== Task description ==
Pull out from the material below all lines with "level".

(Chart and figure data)
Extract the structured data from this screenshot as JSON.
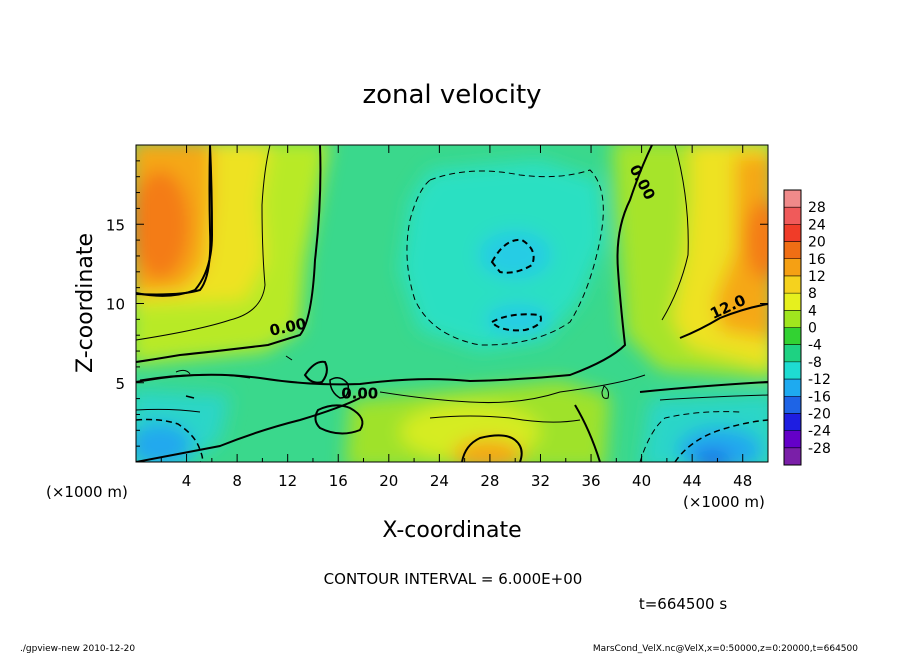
{
  "chart_data": {
    "type": "heatmap",
    "title": "zonal velocity",
    "xlabel": "X-coordinate",
    "ylabel": "Z-coordinate",
    "x_unit_label": "(×1000 m)",
    "y_unit_label": "(×1000 m)",
    "xlim": [
      0,
      50
    ],
    "ylim": [
      0,
      20
    ],
    "x_ticks": [
      4,
      8,
      12,
      16,
      20,
      24,
      28,
      32,
      36,
      40,
      44,
      48
    ],
    "y_ticks": [
      5,
      10,
      15
    ],
    "colorbar": {
      "labels": [
        28,
        24,
        20,
        16,
        12,
        8,
        4,
        0,
        -4,
        -8,
        -12,
        -16,
        -20,
        -24,
        -28
      ],
      "colors": [
        "#f08a8a",
        "#f05a5a",
        "#f03c28",
        "#f06e14",
        "#f5a014",
        "#f5d21e",
        "#e6f01e",
        "#a0e61e",
        "#32d232",
        "#1ed282",
        "#1edcd2",
        "#1eaaf0",
        "#1e64e6",
        "#1e1ee1",
        "#6400c8",
        "#7a1fa8"
      ]
    },
    "contour_labels": [
      {
        "text": "0.00",
        "x": 12.1,
        "z": 8.2
      },
      {
        "text": "0.00",
        "x": 17.7,
        "z": 4.0
      },
      {
        "text": "0.00",
        "x": 39.7,
        "z": 17.5
      },
      {
        "text": "12.0",
        "x": 47.0,
        "z": 9.5
      }
    ],
    "contour_interval": "CONTOUR INTERVAL = 6.000E+00",
    "time": "t=664500 s",
    "footer_left": "./gpview-new  2010-12-20",
    "footer_right": "MarsCond_VelX.nc@VelX,x=0:50000,z=0:20000,t=664500",
    "field_regions": [
      {
        "level": 16,
        "x": 2.5,
        "z": 15
      },
      {
        "level": 12,
        "x": 45,
        "z": 11
      },
      {
        "level": -8,
        "x": 29,
        "z": 12
      },
      {
        "level": -12,
        "x": 29.5,
        "z": 12.5
      },
      {
        "level": -16,
        "x": 45,
        "z": 1.5
      },
      {
        "level": -12,
        "x": 1.5,
        "z": 1.5
      },
      {
        "level": 12,
        "x": 29,
        "z": 1
      }
    ]
  }
}
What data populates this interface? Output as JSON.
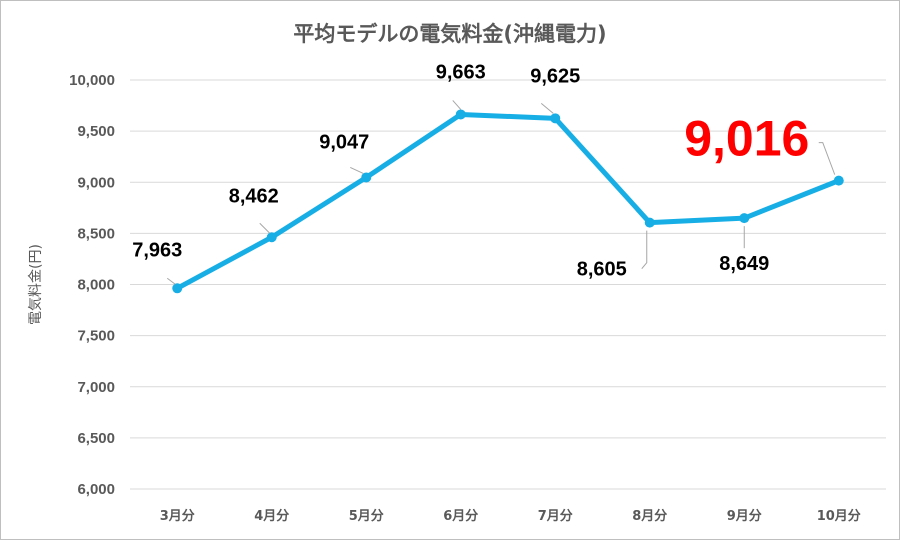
{
  "chart_data": {
    "type": "line",
    "title": "平均モデルの電気料金(沖縄電力)",
    "xlabel": "",
    "ylabel": "電気料金(円)",
    "categories": [
      "3月分",
      "4月分",
      "5月分",
      "6月分",
      "7月分",
      "8月分",
      "9月分",
      "10月分"
    ],
    "series": [
      {
        "values": [
          7963,
          8462,
          9047,
          9663,
          9625,
          8605,
          8649,
          9016
        ]
      }
    ],
    "data_labels": [
      "7,963",
      "8,462",
      "9,047",
      "9,663",
      "9,625",
      "8,605",
      "8,649",
      "9,016"
    ],
    "highlight_index": 7,
    "ylim": [
      6000,
      10000
    ],
    "yticks": [
      6000,
      6500,
      7000,
      7500,
      8000,
      8500,
      9000,
      9500,
      10000
    ],
    "ytick_labels": [
      "6,000",
      "6,500",
      "7,000",
      "7,500",
      "8,000",
      "8,500",
      "9,000",
      "9,500",
      "10,000"
    ],
    "grid": true,
    "legend": "none",
    "colors": {
      "line": "#17AEE6",
      "highlight_label": "#FF0000",
      "grid": "#D9D9D9",
      "leader": "#A6A6A6"
    }
  }
}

== Result of the task ==
        "level": 16,
        "level": 12,
        "level": -8,
        "level": -12,
        "level": -16,
        "level": -12,
        "level": 12,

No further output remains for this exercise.